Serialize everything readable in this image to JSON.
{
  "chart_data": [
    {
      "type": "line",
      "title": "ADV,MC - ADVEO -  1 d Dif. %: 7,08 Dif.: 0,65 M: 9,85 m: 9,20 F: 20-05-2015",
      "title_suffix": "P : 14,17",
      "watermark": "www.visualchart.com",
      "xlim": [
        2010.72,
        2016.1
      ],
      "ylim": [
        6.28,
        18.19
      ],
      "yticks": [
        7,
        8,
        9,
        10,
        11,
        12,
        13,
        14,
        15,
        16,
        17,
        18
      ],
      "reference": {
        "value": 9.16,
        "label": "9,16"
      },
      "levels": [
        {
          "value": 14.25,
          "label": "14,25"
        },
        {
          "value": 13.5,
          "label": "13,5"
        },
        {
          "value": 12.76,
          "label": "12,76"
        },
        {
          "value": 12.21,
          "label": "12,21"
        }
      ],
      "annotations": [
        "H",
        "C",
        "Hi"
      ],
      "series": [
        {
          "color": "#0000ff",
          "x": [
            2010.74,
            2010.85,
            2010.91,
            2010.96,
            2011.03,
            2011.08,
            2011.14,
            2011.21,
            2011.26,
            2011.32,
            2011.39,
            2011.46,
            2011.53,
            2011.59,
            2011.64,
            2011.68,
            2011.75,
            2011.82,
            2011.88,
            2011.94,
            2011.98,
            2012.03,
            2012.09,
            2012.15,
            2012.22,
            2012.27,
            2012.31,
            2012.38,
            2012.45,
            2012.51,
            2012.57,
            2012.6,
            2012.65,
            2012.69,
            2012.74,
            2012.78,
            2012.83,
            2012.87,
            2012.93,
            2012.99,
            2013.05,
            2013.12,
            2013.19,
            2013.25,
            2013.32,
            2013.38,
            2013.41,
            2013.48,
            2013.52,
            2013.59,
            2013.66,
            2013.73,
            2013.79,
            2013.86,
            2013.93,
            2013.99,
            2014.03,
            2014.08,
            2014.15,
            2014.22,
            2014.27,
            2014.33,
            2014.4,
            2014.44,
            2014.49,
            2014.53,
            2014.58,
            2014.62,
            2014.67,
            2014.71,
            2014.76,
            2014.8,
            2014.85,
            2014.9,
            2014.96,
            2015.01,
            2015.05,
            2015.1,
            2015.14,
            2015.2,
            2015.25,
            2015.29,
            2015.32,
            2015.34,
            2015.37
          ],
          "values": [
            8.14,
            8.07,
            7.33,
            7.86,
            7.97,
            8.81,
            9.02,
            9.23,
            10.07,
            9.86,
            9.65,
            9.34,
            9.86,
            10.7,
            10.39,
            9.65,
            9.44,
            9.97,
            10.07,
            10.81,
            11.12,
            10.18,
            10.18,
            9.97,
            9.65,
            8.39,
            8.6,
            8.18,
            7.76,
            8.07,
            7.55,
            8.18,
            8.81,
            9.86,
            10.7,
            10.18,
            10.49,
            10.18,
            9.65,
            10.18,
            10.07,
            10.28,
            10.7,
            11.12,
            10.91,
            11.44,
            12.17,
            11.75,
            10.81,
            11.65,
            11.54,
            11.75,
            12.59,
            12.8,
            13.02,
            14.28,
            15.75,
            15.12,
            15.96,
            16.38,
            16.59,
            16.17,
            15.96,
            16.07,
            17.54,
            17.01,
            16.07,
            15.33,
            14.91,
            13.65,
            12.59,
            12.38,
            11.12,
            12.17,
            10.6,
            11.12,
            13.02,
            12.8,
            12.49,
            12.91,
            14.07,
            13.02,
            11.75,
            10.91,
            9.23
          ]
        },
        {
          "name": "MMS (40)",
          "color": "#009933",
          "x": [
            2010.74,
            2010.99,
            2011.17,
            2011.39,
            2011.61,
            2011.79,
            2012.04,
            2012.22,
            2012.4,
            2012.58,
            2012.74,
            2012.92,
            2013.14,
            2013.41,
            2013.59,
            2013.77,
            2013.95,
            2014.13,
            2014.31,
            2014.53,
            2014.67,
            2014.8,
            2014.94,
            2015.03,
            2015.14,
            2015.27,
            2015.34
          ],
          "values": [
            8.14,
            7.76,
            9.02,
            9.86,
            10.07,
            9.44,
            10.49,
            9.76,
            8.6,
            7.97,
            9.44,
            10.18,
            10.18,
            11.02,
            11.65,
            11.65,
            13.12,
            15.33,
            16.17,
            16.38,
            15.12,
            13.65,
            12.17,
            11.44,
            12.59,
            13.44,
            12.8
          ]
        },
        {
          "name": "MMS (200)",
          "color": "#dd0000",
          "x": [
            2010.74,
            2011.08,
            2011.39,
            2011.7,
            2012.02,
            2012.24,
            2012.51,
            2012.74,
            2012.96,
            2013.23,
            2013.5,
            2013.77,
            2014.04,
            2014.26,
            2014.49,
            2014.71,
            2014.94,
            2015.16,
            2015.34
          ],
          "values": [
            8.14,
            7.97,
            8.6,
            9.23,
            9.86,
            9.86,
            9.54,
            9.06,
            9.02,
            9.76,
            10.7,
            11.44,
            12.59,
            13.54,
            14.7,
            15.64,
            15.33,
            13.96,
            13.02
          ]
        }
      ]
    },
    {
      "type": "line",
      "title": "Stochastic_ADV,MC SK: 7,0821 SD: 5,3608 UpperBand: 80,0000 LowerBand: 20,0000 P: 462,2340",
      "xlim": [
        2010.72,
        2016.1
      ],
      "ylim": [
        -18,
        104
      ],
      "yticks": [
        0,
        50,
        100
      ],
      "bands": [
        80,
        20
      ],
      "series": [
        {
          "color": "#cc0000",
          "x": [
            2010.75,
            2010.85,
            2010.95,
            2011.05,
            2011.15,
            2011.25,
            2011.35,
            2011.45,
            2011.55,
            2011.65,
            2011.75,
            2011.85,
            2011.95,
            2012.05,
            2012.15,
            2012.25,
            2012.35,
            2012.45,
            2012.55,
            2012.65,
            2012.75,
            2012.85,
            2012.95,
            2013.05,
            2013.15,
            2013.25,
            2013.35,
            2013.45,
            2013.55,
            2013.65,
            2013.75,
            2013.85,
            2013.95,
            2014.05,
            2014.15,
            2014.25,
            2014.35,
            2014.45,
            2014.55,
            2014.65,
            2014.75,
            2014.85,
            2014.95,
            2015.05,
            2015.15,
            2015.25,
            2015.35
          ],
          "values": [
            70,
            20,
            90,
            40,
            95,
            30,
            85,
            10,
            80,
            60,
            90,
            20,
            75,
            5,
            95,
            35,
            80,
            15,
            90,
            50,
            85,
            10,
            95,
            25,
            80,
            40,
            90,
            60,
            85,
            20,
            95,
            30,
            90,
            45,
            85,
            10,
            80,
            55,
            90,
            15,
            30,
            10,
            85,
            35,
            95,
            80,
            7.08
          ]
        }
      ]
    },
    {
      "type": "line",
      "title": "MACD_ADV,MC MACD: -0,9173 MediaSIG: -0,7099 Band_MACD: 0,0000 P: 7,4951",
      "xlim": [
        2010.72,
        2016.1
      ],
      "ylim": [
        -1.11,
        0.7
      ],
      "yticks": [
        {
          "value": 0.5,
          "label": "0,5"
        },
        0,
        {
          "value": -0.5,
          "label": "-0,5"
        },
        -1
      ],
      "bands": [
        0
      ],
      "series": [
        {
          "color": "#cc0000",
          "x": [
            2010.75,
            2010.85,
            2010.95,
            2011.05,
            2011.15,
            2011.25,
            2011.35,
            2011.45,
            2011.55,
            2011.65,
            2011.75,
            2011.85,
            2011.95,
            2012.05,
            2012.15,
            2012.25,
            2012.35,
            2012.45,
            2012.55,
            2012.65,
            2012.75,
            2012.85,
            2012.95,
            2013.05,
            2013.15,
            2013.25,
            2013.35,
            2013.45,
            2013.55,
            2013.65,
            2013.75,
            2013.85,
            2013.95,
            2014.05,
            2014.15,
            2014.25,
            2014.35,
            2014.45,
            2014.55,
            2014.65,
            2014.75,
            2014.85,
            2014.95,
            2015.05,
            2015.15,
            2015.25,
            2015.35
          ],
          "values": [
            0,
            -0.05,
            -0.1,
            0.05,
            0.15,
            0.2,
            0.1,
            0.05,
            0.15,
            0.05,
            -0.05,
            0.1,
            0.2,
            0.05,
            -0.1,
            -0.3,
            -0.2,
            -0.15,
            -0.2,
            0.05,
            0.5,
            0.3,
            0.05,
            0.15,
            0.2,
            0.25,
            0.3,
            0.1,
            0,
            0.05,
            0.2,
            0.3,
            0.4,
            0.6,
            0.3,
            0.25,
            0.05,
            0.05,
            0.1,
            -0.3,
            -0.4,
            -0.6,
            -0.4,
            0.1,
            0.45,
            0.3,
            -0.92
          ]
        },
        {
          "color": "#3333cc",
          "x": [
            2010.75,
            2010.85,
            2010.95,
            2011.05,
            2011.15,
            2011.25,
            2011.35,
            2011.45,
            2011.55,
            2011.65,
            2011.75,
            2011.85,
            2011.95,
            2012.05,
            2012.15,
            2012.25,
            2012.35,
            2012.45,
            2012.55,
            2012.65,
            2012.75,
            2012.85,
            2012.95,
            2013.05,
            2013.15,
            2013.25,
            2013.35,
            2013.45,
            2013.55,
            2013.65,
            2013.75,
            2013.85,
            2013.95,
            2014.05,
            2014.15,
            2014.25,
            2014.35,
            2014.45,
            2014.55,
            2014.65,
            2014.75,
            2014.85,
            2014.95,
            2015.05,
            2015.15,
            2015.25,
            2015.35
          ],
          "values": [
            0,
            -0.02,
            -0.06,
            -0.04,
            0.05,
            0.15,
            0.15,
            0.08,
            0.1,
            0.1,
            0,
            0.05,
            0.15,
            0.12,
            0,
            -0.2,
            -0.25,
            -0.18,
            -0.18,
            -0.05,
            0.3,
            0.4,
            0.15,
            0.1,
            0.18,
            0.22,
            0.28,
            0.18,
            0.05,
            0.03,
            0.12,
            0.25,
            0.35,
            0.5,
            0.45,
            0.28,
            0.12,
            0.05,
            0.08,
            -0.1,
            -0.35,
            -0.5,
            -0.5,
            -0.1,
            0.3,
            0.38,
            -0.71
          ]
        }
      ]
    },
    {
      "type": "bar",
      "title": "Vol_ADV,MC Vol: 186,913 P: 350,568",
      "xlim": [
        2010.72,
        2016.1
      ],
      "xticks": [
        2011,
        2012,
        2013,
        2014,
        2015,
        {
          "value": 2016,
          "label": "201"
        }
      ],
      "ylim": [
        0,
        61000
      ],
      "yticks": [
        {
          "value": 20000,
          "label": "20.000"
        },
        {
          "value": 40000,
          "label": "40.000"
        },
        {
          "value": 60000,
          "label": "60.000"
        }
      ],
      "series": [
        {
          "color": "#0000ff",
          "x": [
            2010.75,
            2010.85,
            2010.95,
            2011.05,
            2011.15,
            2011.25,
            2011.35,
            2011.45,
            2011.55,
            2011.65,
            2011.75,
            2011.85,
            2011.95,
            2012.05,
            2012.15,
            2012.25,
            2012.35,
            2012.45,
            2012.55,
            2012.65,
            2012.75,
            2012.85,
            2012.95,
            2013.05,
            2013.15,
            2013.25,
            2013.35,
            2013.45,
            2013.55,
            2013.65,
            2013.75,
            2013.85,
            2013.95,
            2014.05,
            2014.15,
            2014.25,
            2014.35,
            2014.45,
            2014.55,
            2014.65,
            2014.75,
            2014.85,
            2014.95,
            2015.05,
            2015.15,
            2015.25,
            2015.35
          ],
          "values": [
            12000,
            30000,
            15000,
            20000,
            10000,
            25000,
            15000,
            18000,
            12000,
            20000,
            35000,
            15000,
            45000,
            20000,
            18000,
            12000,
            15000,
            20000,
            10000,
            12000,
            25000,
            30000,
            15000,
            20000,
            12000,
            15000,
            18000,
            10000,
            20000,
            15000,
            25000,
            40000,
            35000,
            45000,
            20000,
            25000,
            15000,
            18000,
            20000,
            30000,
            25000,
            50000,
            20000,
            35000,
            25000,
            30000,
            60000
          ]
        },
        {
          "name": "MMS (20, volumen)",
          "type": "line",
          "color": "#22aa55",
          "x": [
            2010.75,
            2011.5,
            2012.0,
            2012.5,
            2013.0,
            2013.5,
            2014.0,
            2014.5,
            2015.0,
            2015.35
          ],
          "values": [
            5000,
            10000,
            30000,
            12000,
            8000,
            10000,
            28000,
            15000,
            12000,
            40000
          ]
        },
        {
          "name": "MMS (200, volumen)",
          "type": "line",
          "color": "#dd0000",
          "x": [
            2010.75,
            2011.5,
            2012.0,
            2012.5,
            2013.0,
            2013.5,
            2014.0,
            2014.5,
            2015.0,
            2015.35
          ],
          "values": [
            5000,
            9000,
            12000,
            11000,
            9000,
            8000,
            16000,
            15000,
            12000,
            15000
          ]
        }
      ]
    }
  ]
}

What to do: Gather every line from the entries above where the word "label" appears, and copy them.

Written reply:
        "label": "9,16"
          "label": "14,25"
          "label": "13,5"
          "label": "12,76"
          "label": "12,21"
          "label": "0,5"
          "label": "-0,5"
          "label": "201"
          "label": "20.000"
          "label": "40.000"
          "label": "60.000"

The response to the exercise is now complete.